Exercise prompt: Find every line in the records below that holds the word "this", and copy it out.

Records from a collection
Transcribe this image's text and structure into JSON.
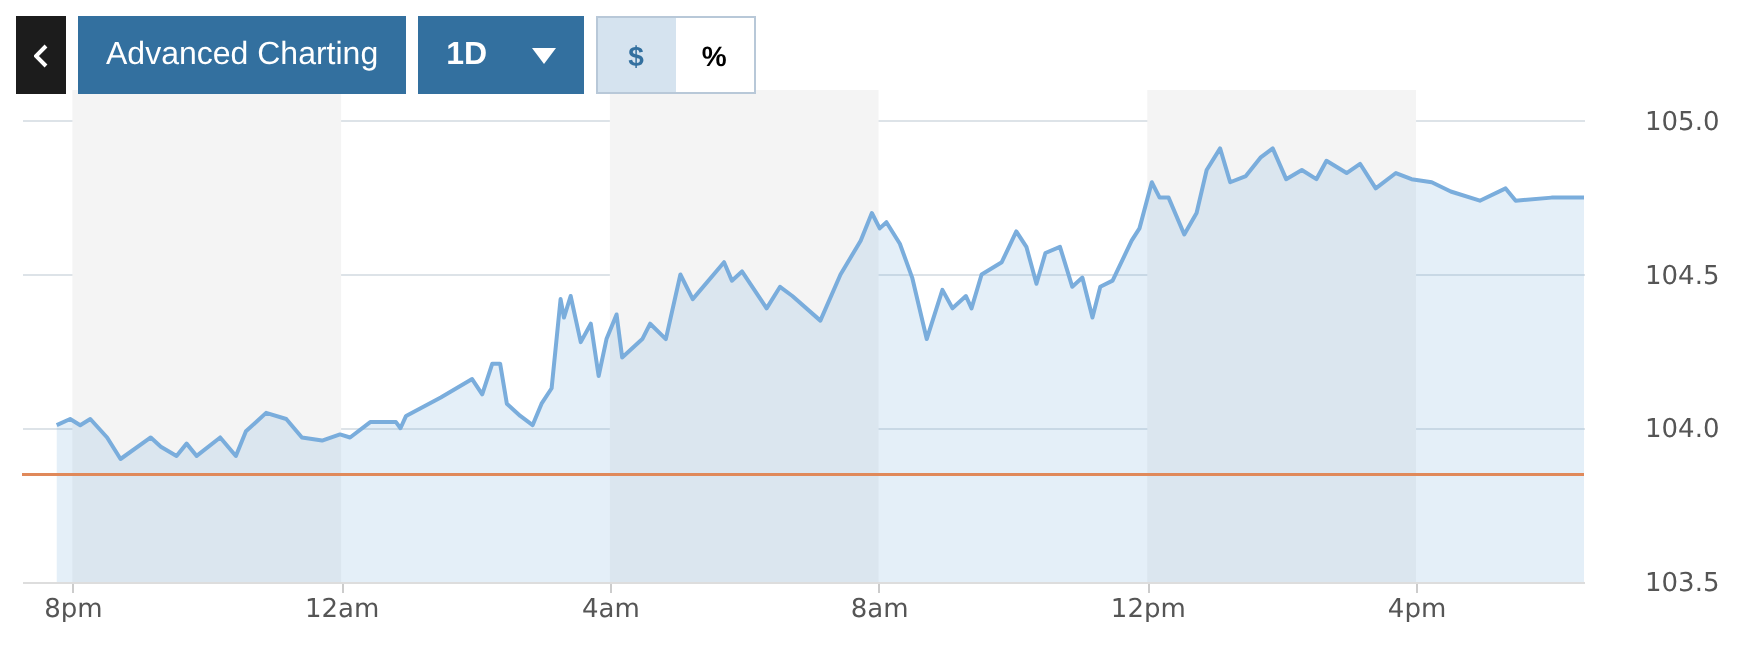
{
  "chart_data": {
    "type": "area",
    "annotations": [
      "Advanced Charting",
      "1D",
      "$",
      "%"
    ],
    "x": [
      "--01-01T19:46",
      "--01-01T19:58",
      "--01-01T20:07",
      "--01-01T20:16",
      "--01-01T20:31",
      "--01-01T20:43",
      "--01-01T21:10",
      "--01-01T21:19",
      "--01-01T21:33",
      "--01-01T21:42",
      "--01-01T21:51",
      "--01-01T22:12",
      "--01-01T22:26",
      "--01-01T22:35",
      "--01-01T22:53",
      "--01-01T23:11",
      "--01-01T23:25",
      "--01-01T23:43",
      "--01-01T23:59",
      "--01-02T00:08",
      "--01-02T00:26",
      "--01-02T00:49",
      "--01-02T00:53",
      "--01-02T00:58",
      "--01-02T01:29",
      "--01-02T01:57",
      "--01-02T02:06",
      "--01-02T02:15",
      "--01-02T02:22",
      "--01-02T02:28",
      "--01-02T02:40",
      "--01-02T02:51",
      "--01-02T02:59",
      "--01-02T03:08",
      "--01-02T03:16",
      "--01-02T03:19",
      "--01-02T03:25",
      "--01-02T03:34",
      "--01-02T03:43",
      "--01-02T03:50",
      "--01-02T03:57",
      "--01-02T04:06",
      "--01-02T04:11",
      "--01-02T04:29",
      "--01-02T04:36",
      "--01-02T04:50",
      "--01-02T05:03",
      "--01-02T05:14",
      "--01-02T05:42",
      "--01-02T05:49",
      "--01-02T05:58",
      "--01-02T06:20",
      "--01-02T06:32",
      "--01-02T06:43",
      "--01-02T07:08",
      "--01-02T07:26",
      "--01-02T07:44",
      "--01-02T07:54",
      "--01-02T08:01",
      "--01-02T08:07",
      "--01-02T08:19",
      "--01-02T08:30",
      "--01-02T08:43",
      "--01-02T08:57",
      "--01-02T09:06",
      "--01-02T09:18",
      "--01-02T09:23",
      "--01-02T09:32",
      "--01-02T09:50",
      "--01-02T10:03",
      "--01-02T10:12",
      "--01-02T10:21",
      "--01-02T10:29",
      "--01-02T10:42",
      "--01-02T10:53",
      "--01-02T11:02",
      "--01-02T11:11",
      "--01-02T11:18",
      "--01-02T11:29",
      "--01-02T11:46",
      "--01-02T11:53",
      "--01-02T12:04",
      "--01-02T12:11",
      "--01-02T12:19",
      "--01-02T12:33",
      "--01-02T12:44",
      "--01-02T12:53",
      "--01-02T13:05",
      "--01-02T13:14",
      "--01-02T13:28",
      "--01-02T13:41",
      "--01-02T13:52",
      "--01-02T14:04",
      "--01-02T14:18",
      "--01-02T14:31",
      "--01-02T14:40",
      "--01-02T14:58",
      "--01-02T15:10",
      "--01-02T15:24",
      "--01-02T15:42",
      "--01-02T15:56",
      "--01-02T16:14",
      "--01-02T16:31",
      "--01-02T16:57",
      "--01-02T17:20",
      "--01-02T17:29",
      "--01-02T18:01",
      "--01-02T18:30"
    ],
    "series": [
      {
        "color": "#7aaddc",
        "values": [
          104.01,
          104.03,
          104.01,
          104.03,
          103.97,
          103.9,
          103.97,
          103.94,
          103.91,
          103.95,
          103.91,
          103.97,
          103.91,
          103.99,
          104.05,
          104.03,
          103.97,
          103.96,
          103.98,
          103.97,
          104.02,
          104.02,
          104.0,
          104.04,
          104.1,
          104.16,
          104.11,
          104.21,
          104.21,
          104.08,
          104.04,
          104.01,
          104.08,
          104.13,
          104.42,
          104.36,
          104.43,
          104.28,
          104.34,
          104.17,
          104.29,
          104.37,
          104.23,
          104.29,
          104.34,
          104.29,
          104.5,
          104.42,
          104.54,
          104.48,
          104.51,
          104.39,
          104.46,
          104.43,
          104.35,
          104.5,
          104.61,
          104.7,
          104.65,
          104.67,
          104.6,
          104.49,
          104.29,
          104.45,
          104.39,
          104.43,
          104.39,
          104.5,
          104.54,
          104.64,
          104.59,
          104.47,
          104.57,
          104.59,
          104.46,
          104.49,
          104.36,
          104.46,
          104.48,
          104.61,
          104.65,
          104.8,
          104.75,
          104.75,
          104.63,
          104.7,
          104.84,
          104.91,
          104.8,
          104.82,
          104.88,
          104.91,
          104.81,
          104.84,
          104.81,
          104.87,
          104.83,
          104.86,
          104.78,
          104.83,
          104.81,
          104.8,
          104.77,
          104.74,
          104.78,
          104.74,
          104.75,
          104.75
        ]
      }
    ],
    "xlim": [
      "--01-01T19:15",
      "--01-02T18:30"
    ],
    "xticks": [
      {
        "value": "--01-01T20:00",
        "label": "8pm"
      },
      {
        "value": "--01-02T00:00",
        "label": "12am"
      },
      {
        "value": "--01-02T04:00",
        "label": "4am"
      },
      {
        "value": "--01-02T08:00",
        "label": "8am"
      },
      {
        "value": "--01-02T12:00",
        "label": "12pm"
      },
      {
        "value": "--01-02T16:00",
        "label": "4pm"
      }
    ],
    "ylim": [
      103.5,
      105.1
    ],
    "yticks": [
      {
        "value": 103.5,
        "label": "103.5"
      },
      {
        "value": 104,
        "label": "104.0"
      },
      {
        "value": 104.5,
        "label": "104.5"
      },
      {
        "value": 105,
        "label": "105.0"
      }
    ],
    "ref_lines": [
      {
        "axis": "y",
        "value": 103.85,
        "color": "#e0895a"
      }
    ],
    "bands": [
      {
        "axis": "x",
        "from": "--01-01T20:00",
        "to": "--01-02T00:00",
        "color": "#f4f4f4"
      },
      {
        "axis": "x",
        "from": "--01-02T04:00",
        "to": "--01-02T08:00",
        "color": "#f4f4f4"
      },
      {
        "axis": "x",
        "from": "--01-02T12:00",
        "to": "--01-02T16:00",
        "color": "#f4f4f4"
      }
    ],
    "grid": "y",
    "marker": "none"
  }
}
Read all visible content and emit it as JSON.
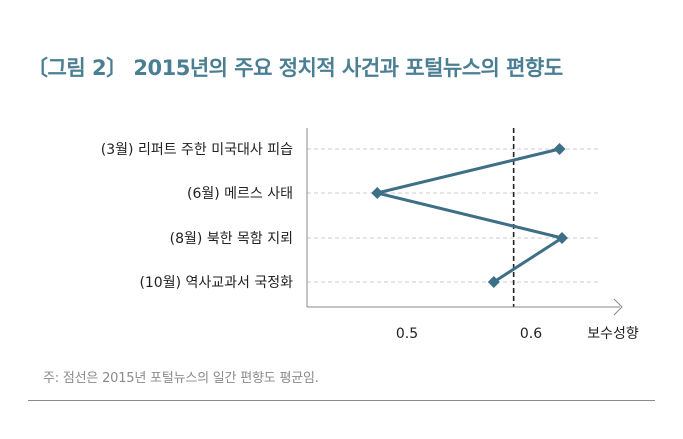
{
  "figure_title": "〔그림 2〕 2015년의 주요 정치적 사건과 포털뉴스의 편향도",
  "footnote": "주: 점선은 2015년 포털뉴스의 일간 편향도 평균임.",
  "colors": {
    "title": "#4a7f93",
    "series": "#3d6f87",
    "axis": "#888888",
    "grid": "#cccccc",
    "mean_line": "#222222",
    "label": "#222222",
    "footnote": "#8a8a8a"
  },
  "chart_data": {
    "type": "line",
    "title": "〔그림 2〕 2015년의 주요 정치적 사건과 포털뉴스의 편향도",
    "orientation": "horizontal",
    "categories": [
      "(3월) 리퍼트 주한 미국대사 피습",
      "(6월) 메르스 사태",
      "(8월) 북한 목함 지뢰",
      "(10월) 역사교과서 국정화"
    ],
    "series": [
      {
        "values": [
          0.623,
          0.476,
          0.625,
          0.57
        ]
      }
    ],
    "xlabel": "보수성향",
    "xlim": [
      0.38,
      0.69
    ],
    "xticks": [
      "0.5",
      "0.6"
    ],
    "xtick_values": [
      0.5,
      0.6
    ],
    "mean_line": {
      "value": 0.586,
      "style": "dashed"
    },
    "grid": "horizontal dashed",
    "legend": "none",
    "marker": "diamond"
  }
}
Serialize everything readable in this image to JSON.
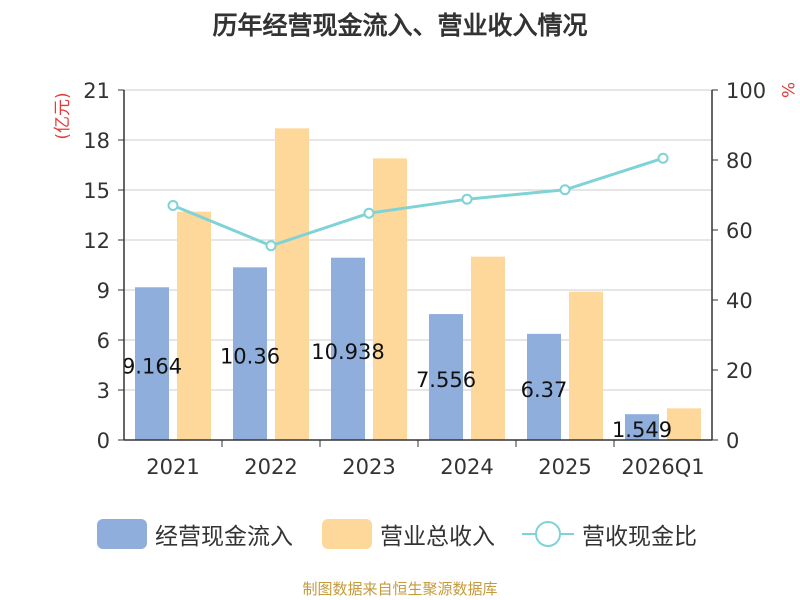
{
  "title": "历年经营现金流入、营业收入情况",
  "source": "制图数据来自恒生聚源数据库",
  "colors": {
    "cash_inflow": "#8faedb",
    "revenue": "#fdd89a",
    "ratio": "#7fd3d6",
    "axis_unit": "#e23b3b"
  },
  "chart_data": {
    "type": "bar",
    "categories": [
      "2021",
      "2022",
      "2023",
      "2024",
      "2025",
      "2026Q1"
    ],
    "series": [
      {
        "name": "经营现金流入",
        "type": "bar",
        "axis": "left",
        "values": [
          9.164,
          10.36,
          10.938,
          7.556,
          6.37,
          1.549
        ],
        "data_labels": [
          "9.164",
          "10.36",
          "10.938",
          "7.556",
          "6.37",
          "1.549"
        ]
      },
      {
        "name": "营业总收入",
        "type": "bar",
        "axis": "left",
        "values": [
          13.7,
          18.7,
          16.9,
          11.0,
          8.9,
          1.9
        ]
      },
      {
        "name": "营收现金比",
        "type": "line",
        "axis": "right",
        "values": [
          67.0,
          55.5,
          64.8,
          68.8,
          71.5,
          80.5
        ]
      }
    ],
    "y_left": {
      "label": "(亿元)",
      "ylim": [
        0,
        21
      ],
      "ticks": [
        "0",
        "3",
        "6",
        "9",
        "12",
        "15",
        "18",
        "21"
      ]
    },
    "y_right": {
      "label": "%",
      "ylim": [
        0,
        100
      ],
      "ticks": [
        "0",
        "20",
        "40",
        "60",
        "80",
        "100"
      ]
    },
    "grid": true,
    "legend": "bottom"
  }
}
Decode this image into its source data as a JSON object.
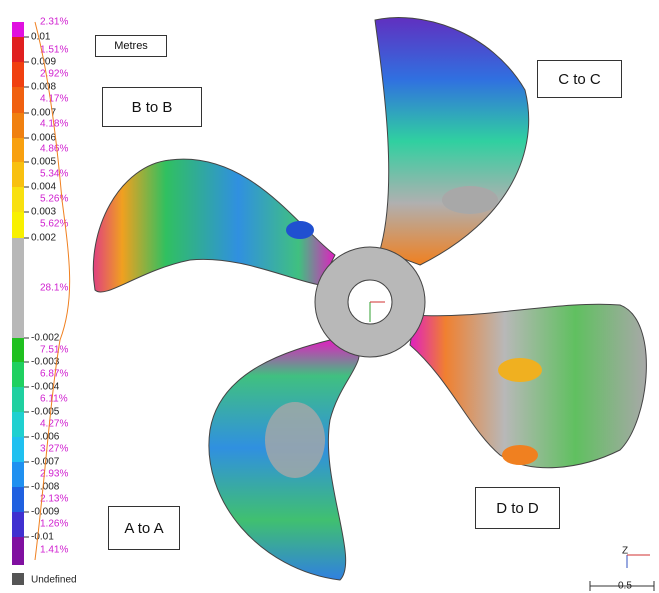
{
  "legend": {
    "unit": "Metres",
    "ticks": [
      "0.01",
      "0.009",
      "0.008",
      "0.007",
      "0.006",
      "0.005",
      "0.004",
      "0.003",
      "0.002",
      "-0.002",
      "-0.003",
      "-0.004",
      "-0.005",
      "-0.006",
      "-0.007",
      "-0.008",
      "-0.009",
      "-0.01"
    ],
    "percentages": [
      "2.31%",
      "1.51%",
      "2.92%",
      "4.17%",
      "4.18%",
      "4.86%",
      "5.34%",
      "5.26%",
      "5.62%",
      "28.1%",
      "7.51%",
      "6.87%",
      "6.11%",
      "4.27%",
      "3.27%",
      "2.93%",
      "2.13%",
      "1.26%",
      "1.41%"
    ],
    "undefined": "Undefined"
  },
  "labels": [
    "B to B",
    "C to C",
    "A to A",
    "D to D"
  ],
  "axis": {
    "z": "Z",
    "scale": "0.5"
  }
}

Written response:
Transcribe this image's text and structure into JSON.
Serialize everything readable in this image to JSON.
Decode this image into its source data as a JSON object.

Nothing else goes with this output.